Figure record listings:
________
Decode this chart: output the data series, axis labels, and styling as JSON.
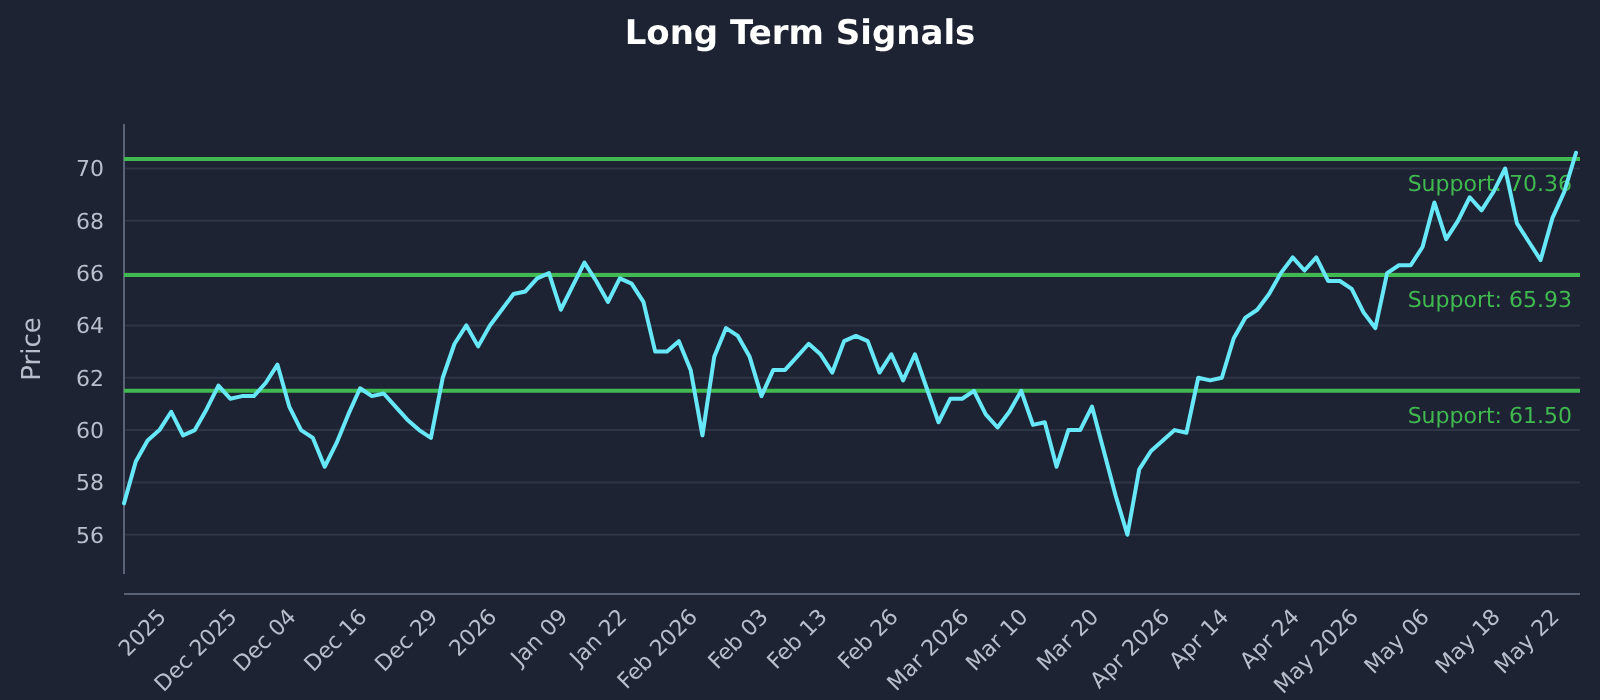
{
  "chart_data": {
    "type": "line",
    "title": "Long Term Signals",
    "ylabel": "Price",
    "categories": [
      null,
      null,
      null,
      "2025",
      null,
      null,
      null,
      null,
      null,
      "Dec 2025",
      null,
      null,
      null,
      null,
      "Dec 04",
      null,
      null,
      null,
      null,
      null,
      "Dec 16",
      null,
      null,
      null,
      null,
      null,
      "Dec 29",
      null,
      null,
      null,
      null,
      "2026",
      null,
      null,
      null,
      null,
      null,
      "Jan 09",
      null,
      null,
      null,
      null,
      "Jan 22",
      null,
      null,
      null,
      null,
      null,
      "Feb 2026",
      null,
      null,
      null,
      null,
      null,
      "Feb 03",
      null,
      null,
      null,
      null,
      "Feb 13",
      null,
      null,
      null,
      null,
      null,
      "Feb 26",
      null,
      null,
      null,
      null,
      null,
      "Mar 2026",
      null,
      null,
      null,
      null,
      "Mar 10",
      null,
      null,
      null,
      null,
      null,
      "Mar 20",
      null,
      null,
      null,
      null,
      null,
      "Apr 2026",
      null,
      null,
      null,
      null,
      "Apr 14",
      null,
      null,
      null,
      null,
      null,
      "Apr 24",
      null,
      null,
      null,
      null,
      "May 2026",
      null,
      null,
      null,
      null,
      null,
      "May 06",
      null,
      null,
      null,
      null,
      null,
      "May 18",
      null,
      null,
      null,
      null,
      "May 22",
      null,
      null
    ],
    "series": [
      {
        "color": "#67e8f9",
        "values": [
          57.2,
          58.8,
          59.6,
          60.0,
          60.7,
          59.8,
          60.0,
          60.8,
          61.7,
          61.2,
          61.3,
          61.3,
          61.8,
          62.5,
          60.9,
          60.0,
          59.7,
          58.6,
          59.5,
          60.6,
          61.6,
          61.3,
          61.4,
          60.9,
          60.4,
          60.0,
          59.7,
          62.0,
          63.3,
          64.0,
          63.2,
          64.0,
          64.6,
          65.2,
          65.3,
          65.8,
          66.0,
          64.6,
          65.5,
          66.4,
          65.7,
          64.9,
          65.8,
          65.6,
          64.9,
          63.0,
          63.0,
          63.4,
          62.3,
          59.8,
          62.8,
          63.9,
          63.6,
          62.8,
          61.3,
          62.3,
          62.3,
          62.8,
          63.3,
          62.9,
          62.2,
          63.4,
          63.6,
          63.4,
          62.2,
          62.9,
          61.9,
          62.9,
          61.6,
          60.3,
          61.2,
          61.2,
          61.5,
          60.6,
          60.1,
          60.7,
          61.5,
          60.2,
          60.3,
          58.6,
          60.0,
          60.0,
          60.9,
          59.2,
          57.5,
          56.0,
          58.5,
          59.2,
          59.6,
          60.0,
          59.9,
          62.0,
          61.9,
          62.0,
          63.5,
          64.3,
          64.6,
          65.2,
          66.0,
          66.6,
          66.1,
          66.6,
          65.7,
          65.7,
          65.4,
          64.5,
          63.9,
          66.0,
          66.3,
          66.3,
          67.0,
          68.7,
          67.3,
          68.0,
          68.9,
          68.4,
          69.1,
          70.0,
          67.9,
          67.2,
          66.5,
          68.1,
          69.1,
          70.6
        ]
      }
    ],
    "ylim": [
      54.5,
      71.7
    ],
    "yticks": [
      56,
      58,
      60,
      62,
      64,
      66,
      68,
      70
    ],
    "grid": "y",
    "marker": "none",
    "line_style": "solid",
    "ref_lines": [
      {
        "axis": "y",
        "value": 70.36,
        "label": "Support: 70.36",
        "color": "#3fb950"
      },
      {
        "axis": "y",
        "value": 65.93,
        "label": "Support: 65.93",
        "color": "#3fb950"
      },
      {
        "axis": "y",
        "value": 61.5,
        "label": "Support: 61.50",
        "color": "#3fb950"
      }
    ]
  }
}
________
▶ _INSTRUCTIONS TO FOLLOW_: Write the records out once more, exactly as they appear, with no pictures.

▶ _ANSWER_:
Decode this chart: output the data series, axis labels, and styling as JSON.
{
  "chart_data": {
    "type": "line",
    "title": "Long Term Signals",
    "ylabel": "Price",
    "categories": [
      null,
      null,
      null,
      "2025",
      null,
      null,
      null,
      null,
      null,
      "Dec 2025",
      null,
      null,
      null,
      null,
      "Dec 04",
      null,
      null,
      null,
      null,
      null,
      "Dec 16",
      null,
      null,
      null,
      null,
      null,
      "Dec 29",
      null,
      null,
      null,
      null,
      "2026",
      null,
      null,
      null,
      null,
      null,
      "Jan 09",
      null,
      null,
      null,
      null,
      "Jan 22",
      null,
      null,
      null,
      null,
      null,
      "Feb 2026",
      null,
      null,
      null,
      null,
      null,
      "Feb 03",
      null,
      null,
      null,
      null,
      "Feb 13",
      null,
      null,
      null,
      null,
      null,
      "Feb 26",
      null,
      null,
      null,
      null,
      null,
      "Mar 2026",
      null,
      null,
      null,
      null,
      "Mar 10",
      null,
      null,
      null,
      null,
      null,
      "Mar 20",
      null,
      null,
      null,
      null,
      null,
      "Apr 2026",
      null,
      null,
      null,
      null,
      "Apr 14",
      null,
      null,
      null,
      null,
      null,
      "Apr 24",
      null,
      null,
      null,
      null,
      "May 2026",
      null,
      null,
      null,
      null,
      null,
      "May 06",
      null,
      null,
      null,
      null,
      null,
      "May 18",
      null,
      null,
      null,
      null,
      "May 22",
      null,
      null
    ],
    "series": [
      {
        "color": "#67e8f9",
        "values": [
          57.2,
          58.8,
          59.6,
          60.0,
          60.7,
          59.8,
          60.0,
          60.8,
          61.7,
          61.2,
          61.3,
          61.3,
          61.8,
          62.5,
          60.9,
          60.0,
          59.7,
          58.6,
          59.5,
          60.6,
          61.6,
          61.3,
          61.4,
          60.9,
          60.4,
          60.0,
          59.7,
          62.0,
          63.3,
          64.0,
          63.2,
          64.0,
          64.6,
          65.2,
          65.3,
          65.8,
          66.0,
          64.6,
          65.5,
          66.4,
          65.7,
          64.9,
          65.8,
          65.6,
          64.9,
          63.0,
          63.0,
          63.4,
          62.3,
          59.8,
          62.8,
          63.9,
          63.6,
          62.8,
          61.3,
          62.3,
          62.3,
          62.8,
          63.3,
          62.9,
          62.2,
          63.4,
          63.6,
          63.4,
          62.2,
          62.9,
          61.9,
          62.9,
          61.6,
          60.3,
          61.2,
          61.2,
          61.5,
          60.6,
          60.1,
          60.7,
          61.5,
          60.2,
          60.3,
          58.6,
          60.0,
          60.0,
          60.9,
          59.2,
          57.5,
          56.0,
          58.5,
          59.2,
          59.6,
          60.0,
          59.9,
          62.0,
          61.9,
          62.0,
          63.5,
          64.3,
          64.6,
          65.2,
          66.0,
          66.6,
          66.1,
          66.6,
          65.7,
          65.7,
          65.4,
          64.5,
          63.9,
          66.0,
          66.3,
          66.3,
          67.0,
          68.7,
          67.3,
          68.0,
          68.9,
          68.4,
          69.1,
          70.0,
          67.9,
          67.2,
          66.5,
          68.1,
          69.1,
          70.6
        ]
      }
    ],
    "ylim": [
      54.5,
      71.7
    ],
    "yticks": [
      56,
      58,
      60,
      62,
      64,
      66,
      68,
      70
    ],
    "grid": "y",
    "marker": "none",
    "line_style": "solid",
    "ref_lines": [
      {
        "axis": "y",
        "value": 70.36,
        "label": "Support: 70.36",
        "color": "#3fb950"
      },
      {
        "axis": "y",
        "value": 65.93,
        "label": "Support: 65.93",
        "color": "#3fb950"
      },
      {
        "axis": "y",
        "value": 61.5,
        "label": "Support: 61.50",
        "color": "#3fb950"
      }
    ]
  }
}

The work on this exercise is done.